[start of Task inputs]
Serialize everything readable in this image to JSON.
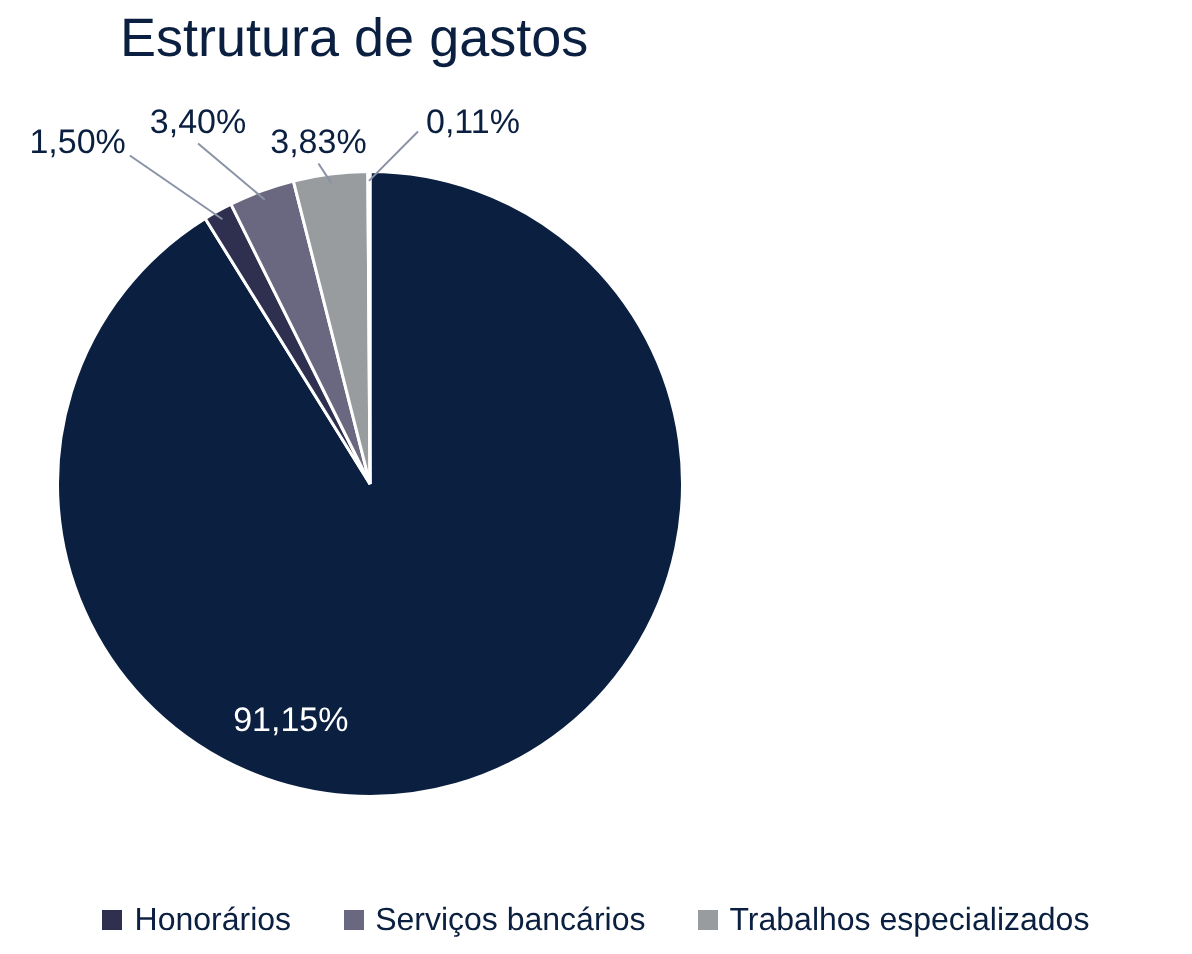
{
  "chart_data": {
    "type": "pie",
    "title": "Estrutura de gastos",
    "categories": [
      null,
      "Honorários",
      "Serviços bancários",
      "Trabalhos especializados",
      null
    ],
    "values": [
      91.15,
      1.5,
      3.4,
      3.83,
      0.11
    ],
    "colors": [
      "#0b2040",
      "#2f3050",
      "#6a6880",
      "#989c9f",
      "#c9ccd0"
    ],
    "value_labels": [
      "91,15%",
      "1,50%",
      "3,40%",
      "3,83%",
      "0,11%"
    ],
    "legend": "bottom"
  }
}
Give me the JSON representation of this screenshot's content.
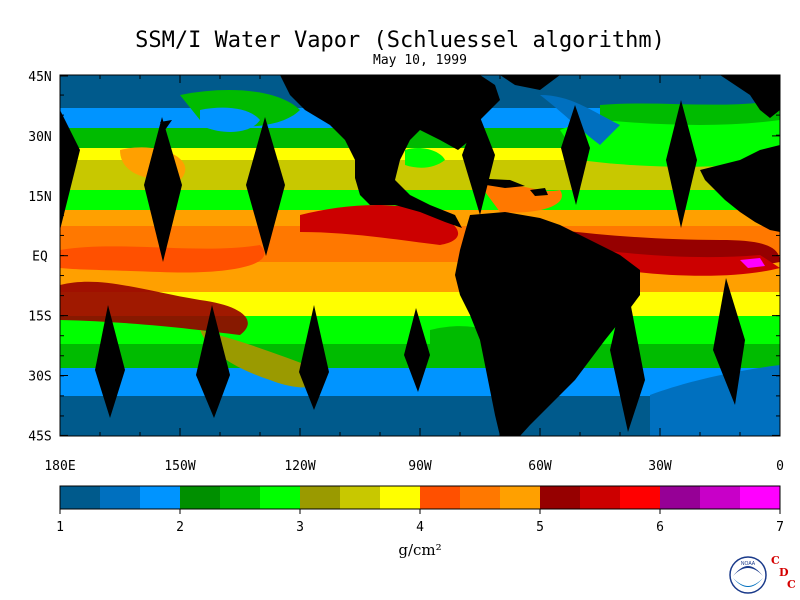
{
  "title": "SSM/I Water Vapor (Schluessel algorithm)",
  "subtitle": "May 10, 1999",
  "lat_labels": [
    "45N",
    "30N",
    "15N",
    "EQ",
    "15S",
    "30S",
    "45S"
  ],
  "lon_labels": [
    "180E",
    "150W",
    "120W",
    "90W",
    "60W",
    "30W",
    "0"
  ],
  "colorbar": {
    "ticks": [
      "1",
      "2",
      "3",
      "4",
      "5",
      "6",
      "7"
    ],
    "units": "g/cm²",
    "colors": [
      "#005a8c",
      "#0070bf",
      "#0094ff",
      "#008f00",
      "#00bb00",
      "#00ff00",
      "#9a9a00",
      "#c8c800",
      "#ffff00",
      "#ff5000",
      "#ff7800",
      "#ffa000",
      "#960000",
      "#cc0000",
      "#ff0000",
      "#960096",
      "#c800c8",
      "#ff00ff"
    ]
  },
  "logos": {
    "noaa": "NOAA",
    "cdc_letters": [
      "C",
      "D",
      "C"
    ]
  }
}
[end of Task inputs]
Copy every line from the records above that contains the word "JSON".

Serialize everything readable in this image to JSON.
Give me the JSON representation of this screenshot's content.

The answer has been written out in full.